Your instructions ▸
Reproduce the records below in full and exactly, without their images.

────────────────

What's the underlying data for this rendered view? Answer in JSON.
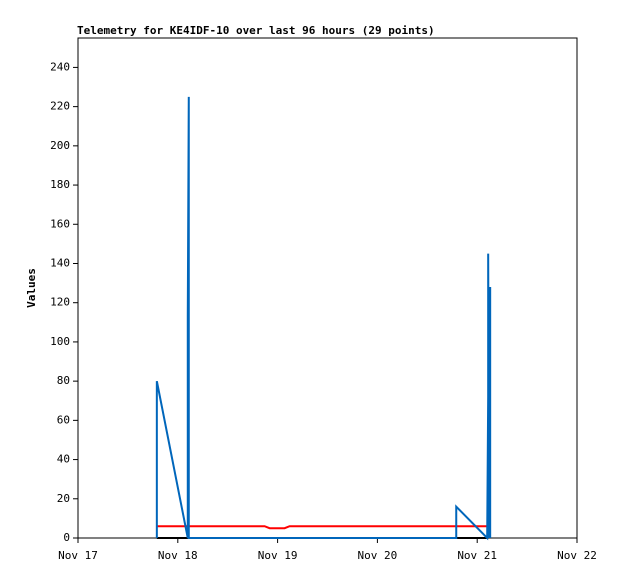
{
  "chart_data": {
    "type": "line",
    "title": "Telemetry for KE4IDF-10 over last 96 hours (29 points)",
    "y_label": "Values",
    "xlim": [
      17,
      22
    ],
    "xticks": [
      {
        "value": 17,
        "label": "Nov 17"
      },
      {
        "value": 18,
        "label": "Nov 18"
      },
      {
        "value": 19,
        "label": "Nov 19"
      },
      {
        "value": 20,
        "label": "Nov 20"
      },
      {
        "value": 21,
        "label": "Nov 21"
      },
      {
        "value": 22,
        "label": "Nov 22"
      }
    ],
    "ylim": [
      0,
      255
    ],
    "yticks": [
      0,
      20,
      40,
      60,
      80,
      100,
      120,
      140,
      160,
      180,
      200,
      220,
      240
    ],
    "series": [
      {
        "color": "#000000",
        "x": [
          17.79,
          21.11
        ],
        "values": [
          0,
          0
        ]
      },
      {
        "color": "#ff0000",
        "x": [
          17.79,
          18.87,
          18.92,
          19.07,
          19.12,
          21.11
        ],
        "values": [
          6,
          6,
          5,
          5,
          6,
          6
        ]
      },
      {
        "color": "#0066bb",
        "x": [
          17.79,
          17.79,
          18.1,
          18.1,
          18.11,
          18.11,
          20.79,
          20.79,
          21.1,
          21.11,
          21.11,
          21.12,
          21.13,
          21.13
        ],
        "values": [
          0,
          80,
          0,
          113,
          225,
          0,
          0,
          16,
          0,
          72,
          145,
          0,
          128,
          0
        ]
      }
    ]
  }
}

────────────────

Reply to the task ▸
What's the underlying data for this rendered view? Answer in JSON.
{
  "chart_data": {
    "type": "line",
    "title": "Telemetry for KE4IDF-10 over last 96 hours (29 points)",
    "y_label": "Values",
    "xlim": [
      17,
      22
    ],
    "xticks": [
      {
        "value": 17,
        "label": "Nov 17"
      },
      {
        "value": 18,
        "label": "Nov 18"
      },
      {
        "value": 19,
        "label": "Nov 19"
      },
      {
        "value": 20,
        "label": "Nov 20"
      },
      {
        "value": 21,
        "label": "Nov 21"
      },
      {
        "value": 22,
        "label": "Nov 22"
      }
    ],
    "ylim": [
      0,
      255
    ],
    "yticks": [
      0,
      20,
      40,
      60,
      80,
      100,
      120,
      140,
      160,
      180,
      200,
      220,
      240
    ],
    "series": [
      {
        "color": "#000000",
        "x": [
          17.79,
          21.11
        ],
        "values": [
          0,
          0
        ]
      },
      {
        "color": "#ff0000",
        "x": [
          17.79,
          18.87,
          18.92,
          19.07,
          19.12,
          21.11
        ],
        "values": [
          6,
          6,
          5,
          5,
          6,
          6
        ]
      },
      {
        "color": "#0066bb",
        "x": [
          17.79,
          17.79,
          18.1,
          18.1,
          18.11,
          18.11,
          20.79,
          20.79,
          21.1,
          21.11,
          21.11,
          21.12,
          21.13,
          21.13
        ],
        "values": [
          0,
          80,
          0,
          113,
          225,
          0,
          0,
          16,
          0,
          72,
          145,
          0,
          128,
          0
        ]
      }
    ]
  }
}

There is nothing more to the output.